> [Task] Give a verbatim copy of the lines below, minus the pictures.

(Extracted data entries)
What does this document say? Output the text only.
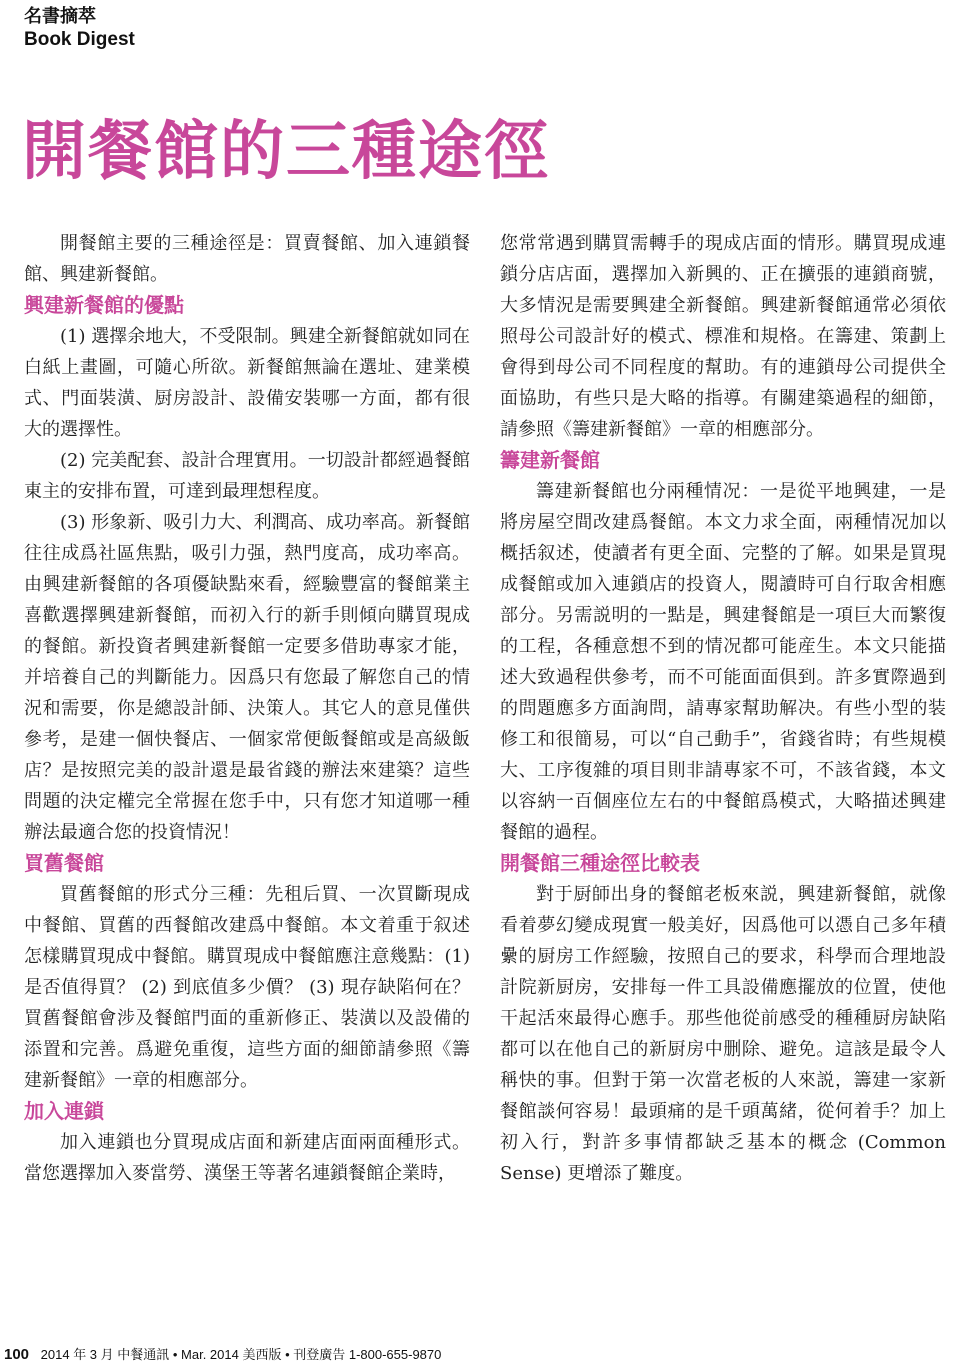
名書摘萃
Book Digest
開餐館的三種途徑

開餐館主要的三種途徑是：買賣餐館、加入連鎖餐館、興建新餐館。

興建新餐館的優點

(1) 選擇余地大，不受限制。興建全新餐館就如同在白紙上畫圖，可隨心所欲。新餐館無論在選址、建業模式、門面裝潢、厨房設計、設備安裝哪一方面，都有很大的選擇性。

(2) 完美配套、設計合理實用。一切設計都經過餐館東主的安排布置，可達到最理想程度。

(3) 形象新、吸引力大、利潤高、成功率高。新餐館往往成爲社區焦點，吸引力强，熱門度高，成功率高。由興建新餐館的各項優缺點來看，經驗豐富的餐館業主喜歡選擇興建新餐館，而初入行的新手則傾向購買現成的餐館。新投資者興建新餐館一定要多借助專家才能，并培養自己的判斷能力。因爲只有您最了解您自己的情況和需要，你是總設計師、決策人。其它人的意見僅供參考，是建一個快餐店、一個家常便飯餐館或是高級飯店？是按照完美的設計還是最省錢的辦法來建築？這些問題的決定權完全常握在您手中，只有您才知道哪一種辦法最適合您的投資情況！

買舊餐館

買舊餐館的形式分三種：先租后買、一次買斷現成中餐館、買舊的西餐館改建爲中餐館。本文着重于叙述怎樣購買現成中餐館。購買現成中餐館應注意幾點：(1) 是否值得買？ (2) 到底值多少價？ (3) 現存缺陷何在？買舊餐館會涉及餐館門面的重新修正、裝潢以及設備的添置和完善。爲避免重復，這些方面的細節請參照《籌建新餐館》一章的相應部分。

加入連鎖

加入連鎖也分買現成店面和新建店面兩面種形式。當您選擇加入麥當勞、漢堡王等著名連鎖餐館企業時，

您常常遇到購買需轉手的現成店面的情形。購買現成連鎖分店店面，選擇加入新興的、正在擴張的連鎖商號，大多情況是需要興建全新餐館。興建新餐館通常必須依照母公司設計好的模式、標准和規格。在籌建、策劃上會得到母公司不同程度的幫助。有的連鎖母公司提供全面協助，有些只是大略的指導。有關建築過程的細節，請參照《籌建新餐館》一章的相應部分。

籌建新餐館

籌建新餐館也分兩種情况：一是從平地興建，一是將房屋空間改建爲餐館。本文力求全面，兩種情况加以概括叙述，使讀者有更全面、完整的了解。如果是買現成餐館或加入連鎖店的投資人，閱讀時可自行取舍相應部分。另需説明的一點是，興建餐館是一項巨大而繁復的工程，各種意想不到的情况都可能産生。本文只能描述大致過程供參考，而不可能面面俱到。許多實際過到的問題應多方面詢問，請專家幫助解决。有些小型的装修工和很簡易，可以“自己動手”，省錢省時；有些規模大、工序復雜的項目則非請專家不可，不該省錢，本文以容納一百個座位左右的中餐館爲模式，大略描述興建餐館的過程。

開餐館三種途徑比較表

對于厨師出身的餐館老板來説，興建新餐館，就像看着夢幻變成現實一般美好，因爲他可以憑自己多年積纍的厨房工作經驗，按照自己的要求，科學而合理地設計院新厨房，安排每一件工具設備應擺放的位置，使他干起活來最得心應手。那些他從前感受的種種厨房缺陷都可以在他自己的新厨房中删除、避免。這該是最令人稱快的事。但對于第一次當老板的人來説，籌建一家新餐館談何容易！最頭痛的是千頭萬緒，從何着手？加上初入行，對許多事情都缺乏基本的概念 (Common Sense) 更增添了難度。

100 2014 年 3 月 中餐通訊 • Mar. 2014 美西版 • 刊登廣告 1-800-655-9870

> [Completed task]
What does this document say? Output the text only.
名書摘萃
Book Digest
開餐館的三種途徑

開餐館主要的三種途徑是：買賣餐館、加入連鎖餐館、興建新餐館。

興建新餐館的優點

(1) 選擇余地大，不受限制。興建全新餐館就如同在白紙上畫圖，可隨心所欲。新餐館無論在選址、建業模式、門面裝潢、厨房設計、設備安裝哪一方面，都有很大的選擇性。

(2) 完美配套、設計合理實用。一切設計都經過餐館東主的安排布置，可達到最理想程度。

(3) 形象新、吸引力大、利潤高、成功率高。新餐館往往成爲社區焦點，吸引力强，熱門度高，成功率高。由興建新餐館的各項優缺點來看，經驗豐富的餐館業主喜歡選擇興建新餐館，而初入行的新手則傾向購買現成的餐館。新投資者興建新餐館一定要多借助專家才能，并培養自己的判斷能力。因爲只有您最了解您自己的情況和需要，你是總設計師、決策人。其它人的意見僅供參考，是建一個快餐店、一個家常便飯餐館或是高級飯店？是按照完美的設計還是最省錢的辦法來建築？這些問題的決定權完全常握在您手中，只有您才知道哪一種辦法最適合您的投資情況！

買舊餐館

買舊餐館的形式分三種：先租后買、一次買斷現成中餐館、買舊的西餐館改建爲中餐館。本文着重于叙述怎樣購買現成中餐館。購買現成中餐館應注意幾點：(1) 是否值得買？ (2) 到底值多少價？ (3) 現存缺陷何在？買舊餐館會涉及餐館門面的重新修正、裝潢以及設備的添置和完善。爲避免重復，這些方面的細節請參照《籌建新餐館》一章的相應部分。

加入連鎖

加入連鎖也分買現成店面和新建店面兩面種形式。當您選擇加入麥當勞、漢堡王等著名連鎖餐館企業時，

您常常遇到購買需轉手的現成店面的情形。購買現成連鎖分店店面，選擇加入新興的、正在擴張的連鎖商號，大多情況是需要興建全新餐館。興建新餐館通常必須依照母公司設計好的模式、標准和規格。在籌建、策劃上會得到母公司不同程度的幫助。有的連鎖母公司提供全面協助，有些只是大略的指導。有關建築過程的細節，請參照《籌建新餐館》一章的相應部分。

籌建新餐館

籌建新餐館也分兩種情况：一是從平地興建，一是將房屋空間改建爲餐館。本文力求全面，兩種情况加以概括叙述，使讀者有更全面、完整的了解。如果是買現成餐館或加入連鎖店的投資人，閱讀時可自行取舍相應部分。另需説明的一點是，興建餐館是一項巨大而繁復的工程，各種意想不到的情况都可能産生。本文只能描述大致過程供參考，而不可能面面俱到。許多實際過到的問題應多方面詢問，請專家幫助解决。有些小型的装修工和很簡易，可以“自己動手”，省錢省時；有些規模大、工序復雜的項目則非請專家不可，不該省錢，本文以容納一百個座位左右的中餐館爲模式，大略描述興建餐館的過程。

開餐館三種途徑比較表

對于厨師出身的餐館老板來説，興建新餐館，就像看着夢幻變成現實一般美好，因爲他可以憑自己多年積纍的厨房工作經驗，按照自己的要求，科學而合理地設計院新厨房，安排每一件工具設備應擺放的位置，使他干起活來最得心應手。那些他從前感受的種種厨房缺陷都可以在他自己的新厨房中删除、避免。這該是最令人稱快的事。但對于第一次當老板的人來説，籌建一家新餐館談何容易！最頭痛的是千頭萬緒，從何着手？加上初入行，對許多事情都缺乏基本的概念 (Common Sense) 更增添了難度。

100 2014 年 3 月 中餐通訊 • Mar. 2014 美西版 • 刊登廣告 1-800-655-9870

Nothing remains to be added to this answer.